Source data –

***

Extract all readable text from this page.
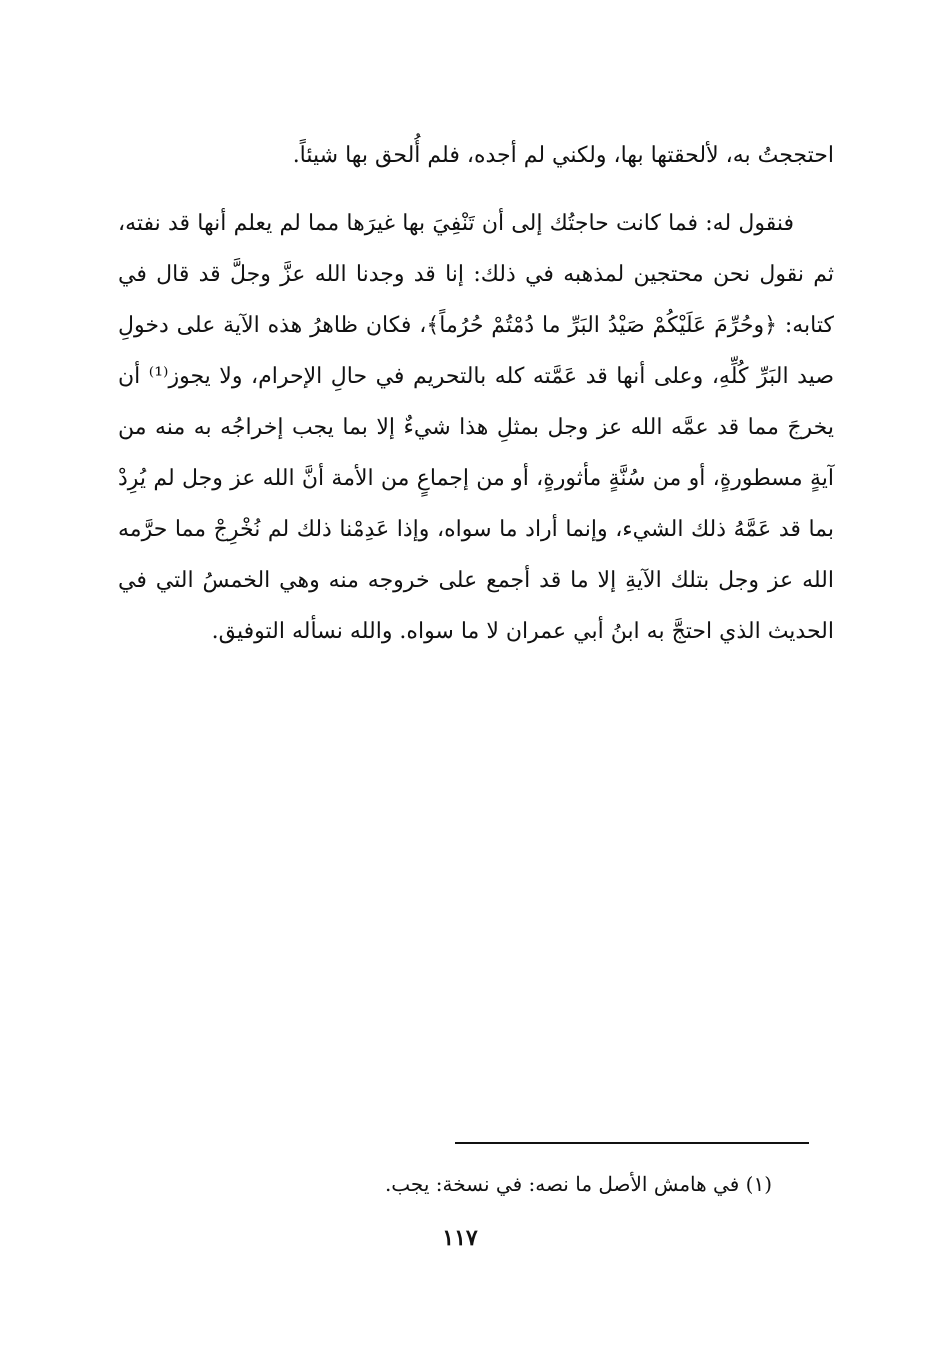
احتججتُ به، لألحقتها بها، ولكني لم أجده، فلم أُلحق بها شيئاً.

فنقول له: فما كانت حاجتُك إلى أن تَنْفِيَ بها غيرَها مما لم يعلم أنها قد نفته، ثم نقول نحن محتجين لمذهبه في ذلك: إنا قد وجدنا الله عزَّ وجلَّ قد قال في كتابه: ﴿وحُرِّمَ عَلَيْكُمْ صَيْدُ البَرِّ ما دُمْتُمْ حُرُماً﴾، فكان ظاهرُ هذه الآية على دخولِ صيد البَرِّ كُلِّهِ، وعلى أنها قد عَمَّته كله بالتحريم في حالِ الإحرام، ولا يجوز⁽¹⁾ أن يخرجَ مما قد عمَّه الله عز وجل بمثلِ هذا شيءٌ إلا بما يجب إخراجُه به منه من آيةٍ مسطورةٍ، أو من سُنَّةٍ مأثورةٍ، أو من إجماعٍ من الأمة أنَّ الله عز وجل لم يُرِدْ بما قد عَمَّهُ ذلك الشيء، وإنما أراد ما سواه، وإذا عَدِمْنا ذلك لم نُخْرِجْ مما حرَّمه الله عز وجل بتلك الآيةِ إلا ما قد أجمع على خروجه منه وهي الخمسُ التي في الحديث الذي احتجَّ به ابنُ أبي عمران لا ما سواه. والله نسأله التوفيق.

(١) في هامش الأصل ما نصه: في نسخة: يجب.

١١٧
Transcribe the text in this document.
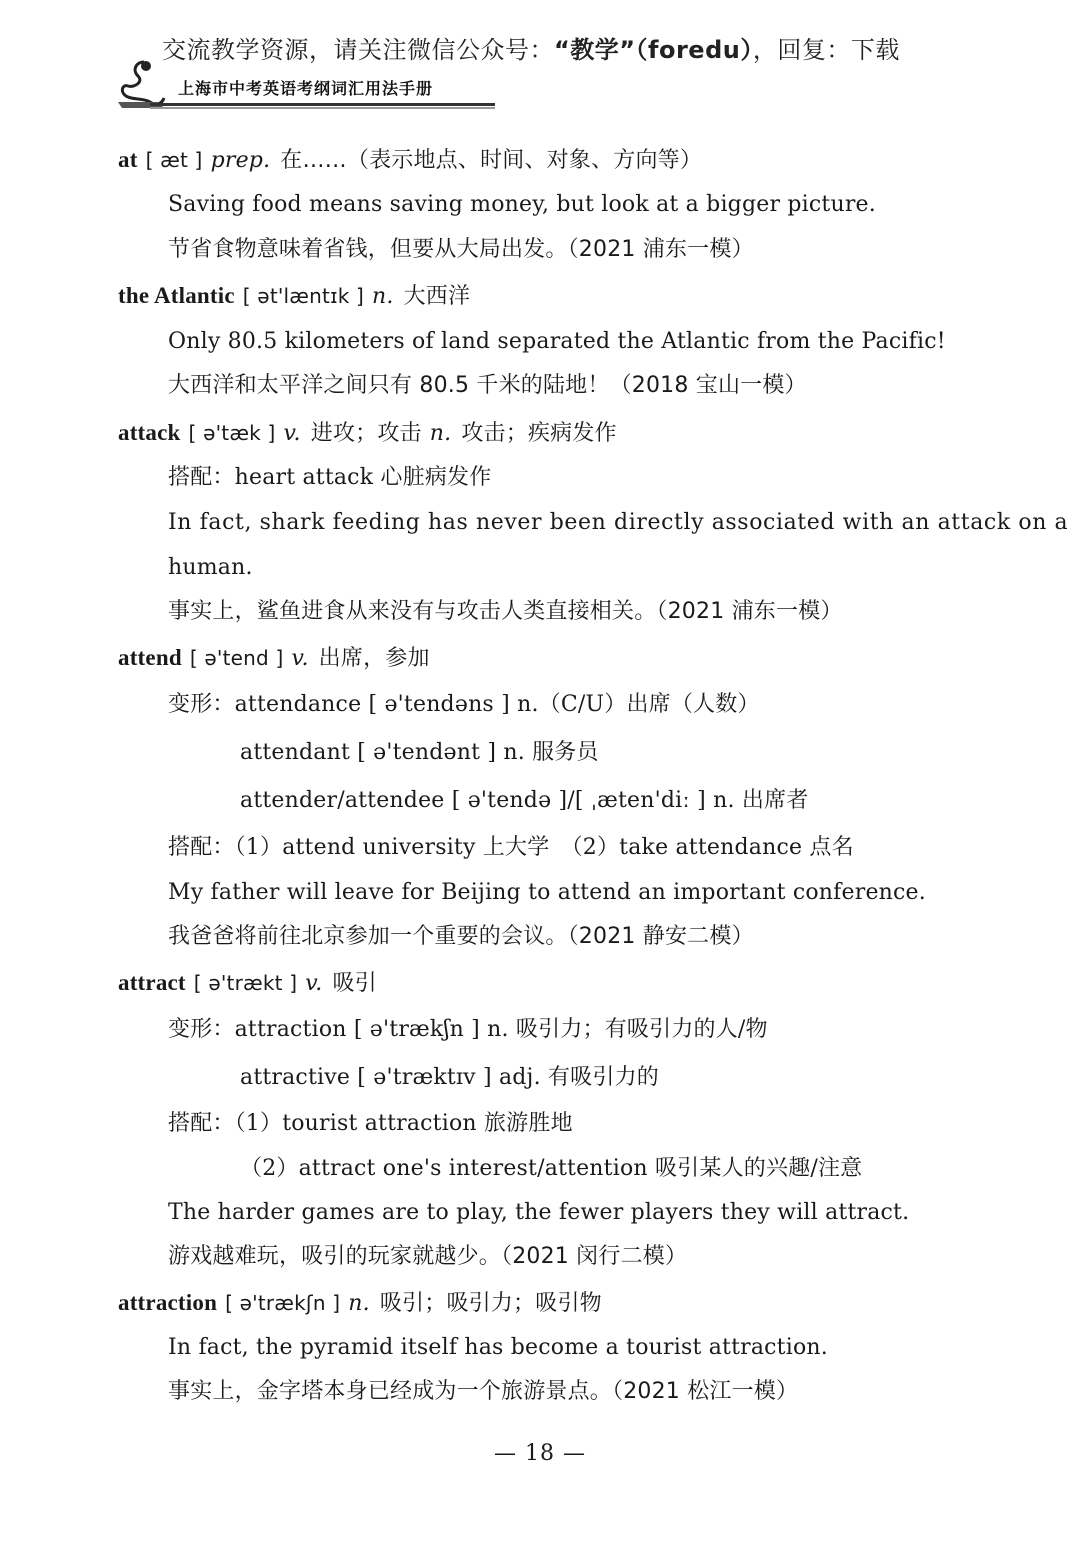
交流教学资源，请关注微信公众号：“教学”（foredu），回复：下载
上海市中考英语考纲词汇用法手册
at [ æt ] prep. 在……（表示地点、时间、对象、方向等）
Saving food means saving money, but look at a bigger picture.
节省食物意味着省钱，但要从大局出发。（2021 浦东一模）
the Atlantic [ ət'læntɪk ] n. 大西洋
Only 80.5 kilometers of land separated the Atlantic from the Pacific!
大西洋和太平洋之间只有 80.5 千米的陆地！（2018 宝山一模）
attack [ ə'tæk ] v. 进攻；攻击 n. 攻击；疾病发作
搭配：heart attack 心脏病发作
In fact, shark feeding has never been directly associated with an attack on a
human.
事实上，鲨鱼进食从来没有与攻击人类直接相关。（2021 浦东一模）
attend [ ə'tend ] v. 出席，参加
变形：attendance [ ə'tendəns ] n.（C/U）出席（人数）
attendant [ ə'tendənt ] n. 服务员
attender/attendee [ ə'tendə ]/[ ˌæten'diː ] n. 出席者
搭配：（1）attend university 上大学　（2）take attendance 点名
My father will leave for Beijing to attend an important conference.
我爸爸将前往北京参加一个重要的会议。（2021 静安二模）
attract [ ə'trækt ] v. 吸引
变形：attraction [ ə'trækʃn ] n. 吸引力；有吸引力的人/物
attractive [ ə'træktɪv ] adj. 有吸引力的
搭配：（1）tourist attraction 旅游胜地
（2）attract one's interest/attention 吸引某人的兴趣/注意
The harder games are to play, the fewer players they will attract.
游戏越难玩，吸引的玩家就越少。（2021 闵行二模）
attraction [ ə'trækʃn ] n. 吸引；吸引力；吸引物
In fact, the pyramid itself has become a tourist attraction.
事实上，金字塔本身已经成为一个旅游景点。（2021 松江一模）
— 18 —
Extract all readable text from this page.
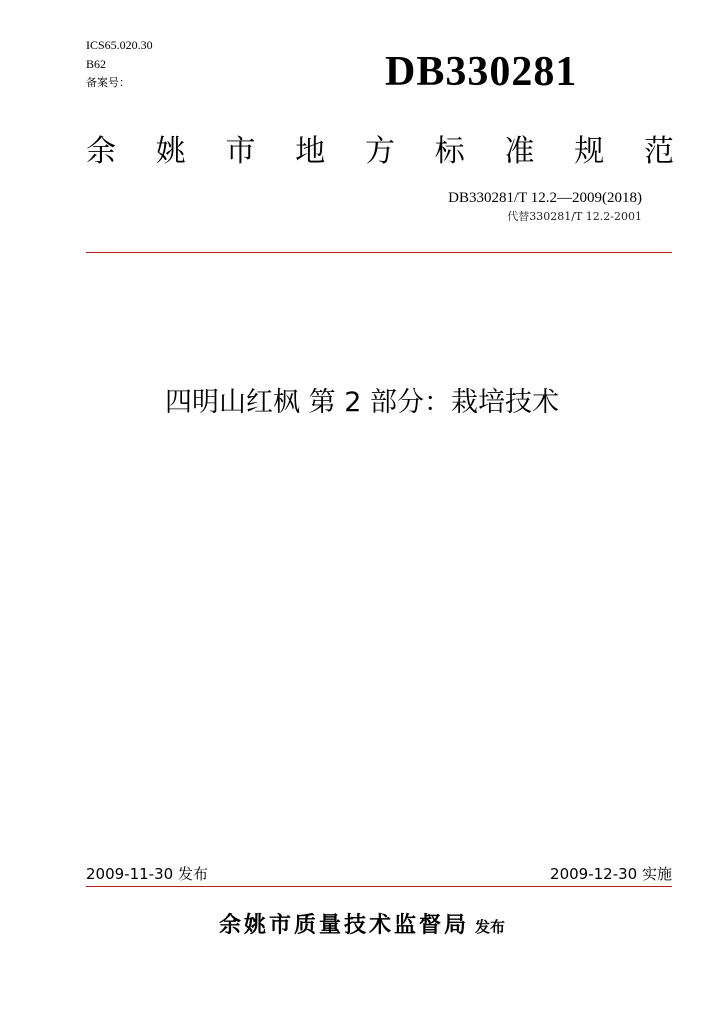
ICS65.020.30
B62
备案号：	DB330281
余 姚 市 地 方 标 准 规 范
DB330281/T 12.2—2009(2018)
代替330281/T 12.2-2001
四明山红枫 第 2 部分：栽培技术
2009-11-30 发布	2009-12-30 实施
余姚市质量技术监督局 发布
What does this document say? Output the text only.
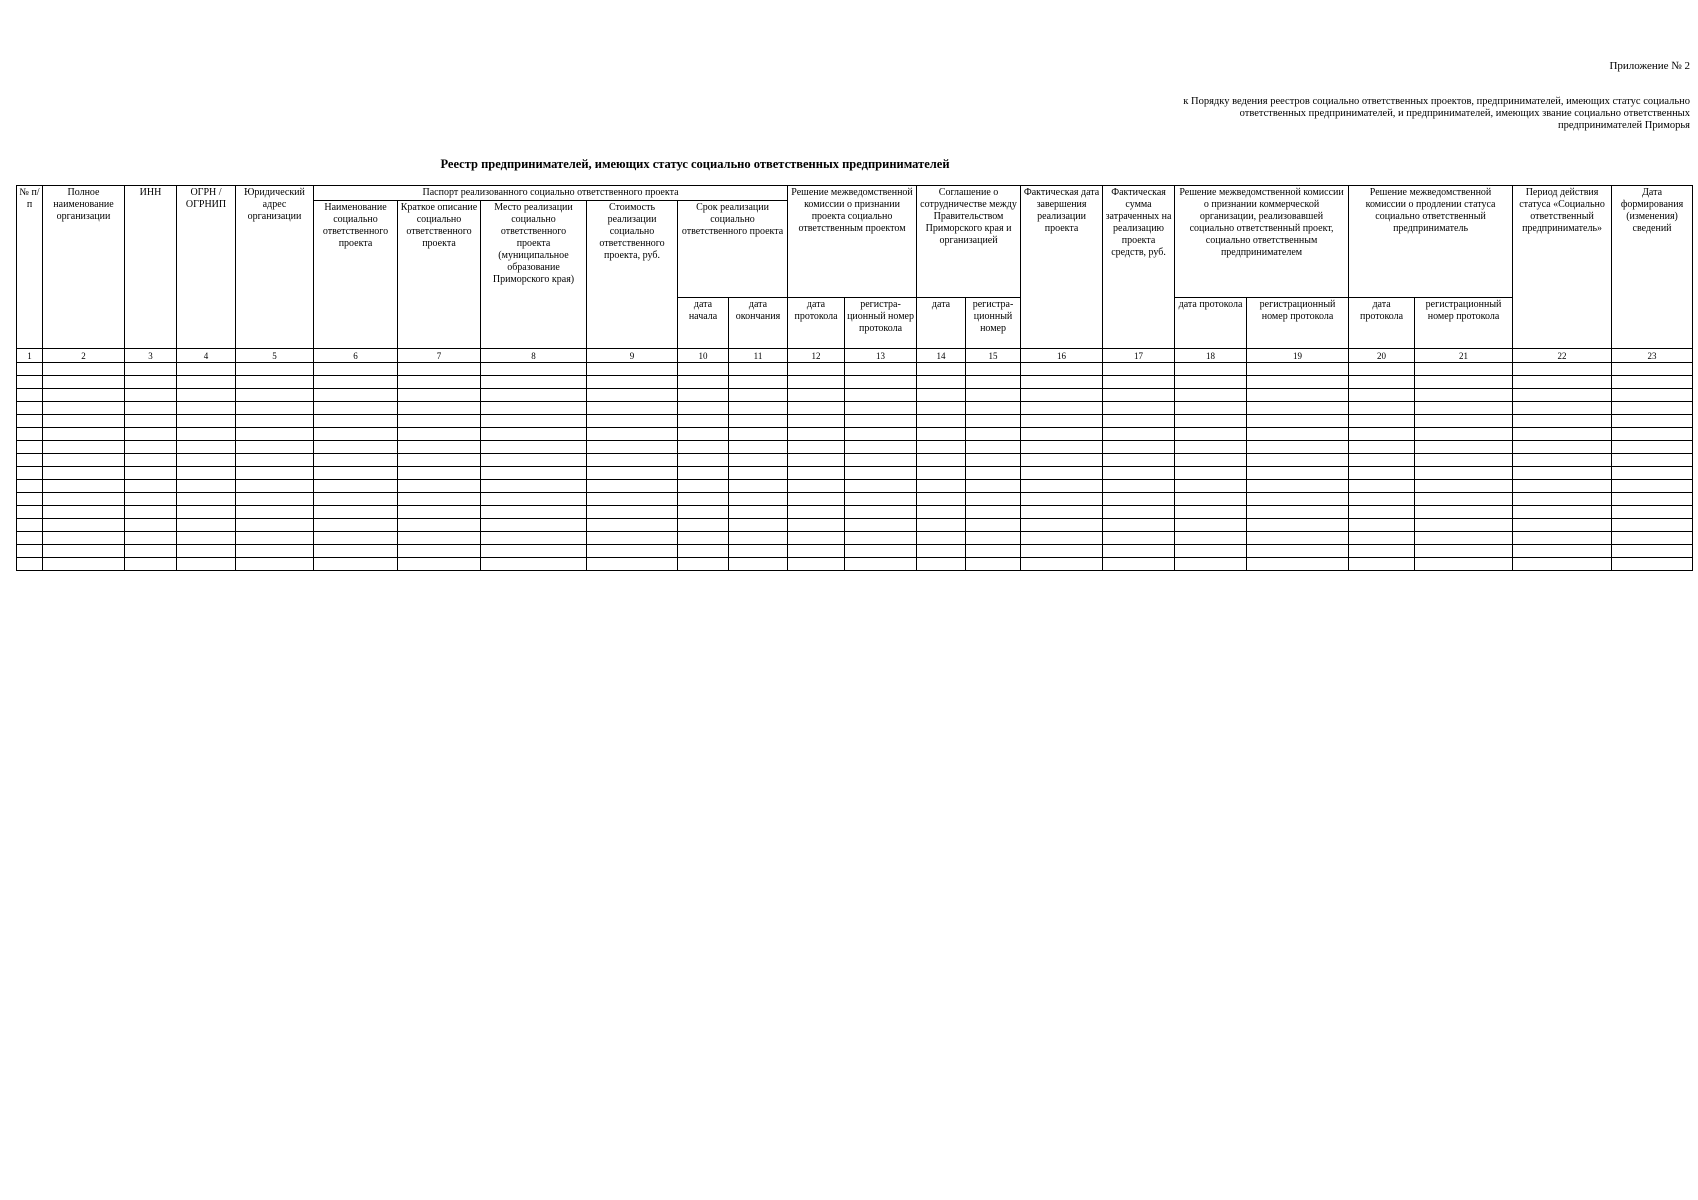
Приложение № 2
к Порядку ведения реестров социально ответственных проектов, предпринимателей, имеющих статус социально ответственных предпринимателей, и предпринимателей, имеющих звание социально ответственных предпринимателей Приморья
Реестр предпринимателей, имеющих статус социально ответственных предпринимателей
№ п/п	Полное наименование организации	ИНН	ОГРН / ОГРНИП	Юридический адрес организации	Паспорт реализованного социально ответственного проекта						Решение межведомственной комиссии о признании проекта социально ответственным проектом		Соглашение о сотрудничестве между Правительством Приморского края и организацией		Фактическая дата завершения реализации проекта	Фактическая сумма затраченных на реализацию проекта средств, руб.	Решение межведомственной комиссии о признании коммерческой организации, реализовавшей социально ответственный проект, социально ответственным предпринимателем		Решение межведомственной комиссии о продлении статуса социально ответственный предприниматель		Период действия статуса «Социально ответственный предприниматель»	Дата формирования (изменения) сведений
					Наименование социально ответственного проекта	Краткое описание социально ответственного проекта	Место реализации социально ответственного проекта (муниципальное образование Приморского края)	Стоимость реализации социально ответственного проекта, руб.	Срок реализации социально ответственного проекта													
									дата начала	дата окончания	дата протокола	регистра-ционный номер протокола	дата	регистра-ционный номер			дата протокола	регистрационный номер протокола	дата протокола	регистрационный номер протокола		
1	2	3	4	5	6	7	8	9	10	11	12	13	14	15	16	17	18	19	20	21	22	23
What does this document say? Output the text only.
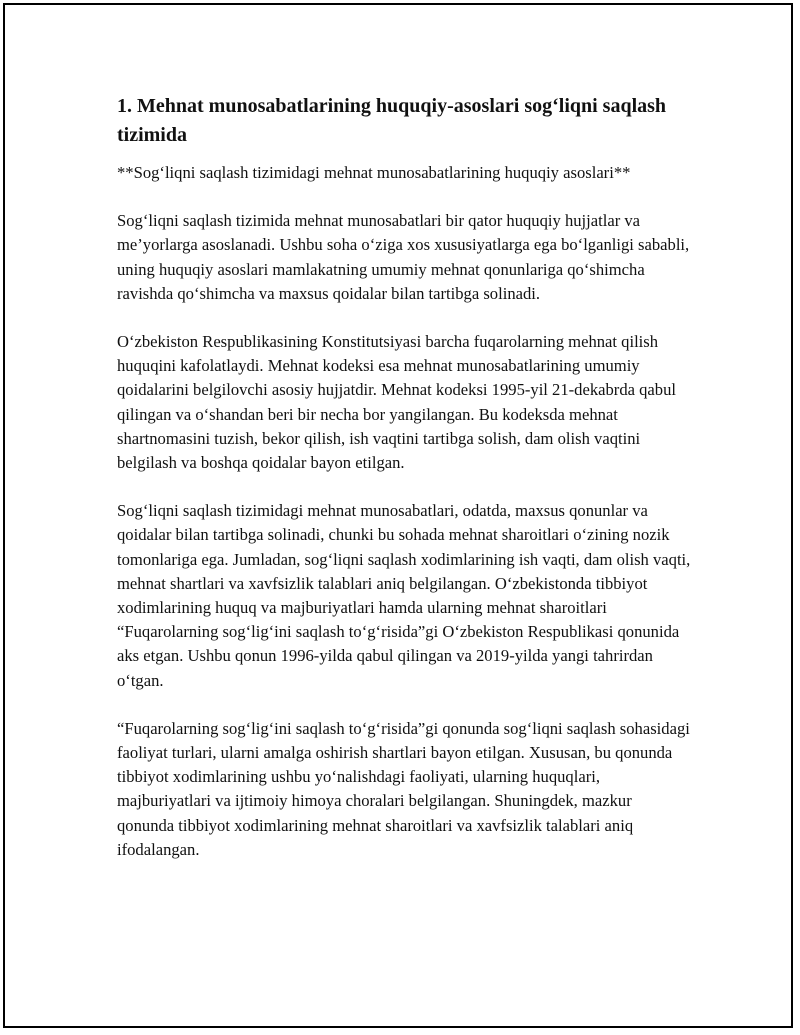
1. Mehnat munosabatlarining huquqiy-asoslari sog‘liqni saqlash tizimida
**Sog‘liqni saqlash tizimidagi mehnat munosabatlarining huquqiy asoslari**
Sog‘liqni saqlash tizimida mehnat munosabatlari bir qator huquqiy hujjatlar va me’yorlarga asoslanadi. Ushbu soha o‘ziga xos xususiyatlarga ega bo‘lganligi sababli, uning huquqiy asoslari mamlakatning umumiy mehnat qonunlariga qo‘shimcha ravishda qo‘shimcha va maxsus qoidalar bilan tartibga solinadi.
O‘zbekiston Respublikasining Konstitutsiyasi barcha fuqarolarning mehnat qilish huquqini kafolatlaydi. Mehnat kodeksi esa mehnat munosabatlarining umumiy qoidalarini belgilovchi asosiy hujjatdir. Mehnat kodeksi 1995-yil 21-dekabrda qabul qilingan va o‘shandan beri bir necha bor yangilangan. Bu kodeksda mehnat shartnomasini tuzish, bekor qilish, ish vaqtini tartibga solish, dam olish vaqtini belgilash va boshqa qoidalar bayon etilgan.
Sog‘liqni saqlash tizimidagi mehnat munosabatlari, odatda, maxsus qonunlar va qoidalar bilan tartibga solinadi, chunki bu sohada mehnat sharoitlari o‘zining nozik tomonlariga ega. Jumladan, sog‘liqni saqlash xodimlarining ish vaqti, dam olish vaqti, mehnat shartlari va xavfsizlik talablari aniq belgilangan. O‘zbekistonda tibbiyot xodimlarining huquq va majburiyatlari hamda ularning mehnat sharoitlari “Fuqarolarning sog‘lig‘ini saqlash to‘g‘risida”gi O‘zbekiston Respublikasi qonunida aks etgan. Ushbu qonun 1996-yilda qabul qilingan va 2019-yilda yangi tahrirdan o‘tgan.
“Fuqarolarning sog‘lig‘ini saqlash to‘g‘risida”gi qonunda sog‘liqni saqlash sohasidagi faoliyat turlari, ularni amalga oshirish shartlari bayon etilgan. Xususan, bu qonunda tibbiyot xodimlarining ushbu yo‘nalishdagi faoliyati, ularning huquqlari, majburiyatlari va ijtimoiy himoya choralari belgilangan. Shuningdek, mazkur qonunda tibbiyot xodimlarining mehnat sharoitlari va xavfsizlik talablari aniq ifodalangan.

***

Filter lines by "fact" and return each hit.

In fact, shark feeding has never been directly associated with an attack on a
In fact, the pyramid itself has become a tourist attraction.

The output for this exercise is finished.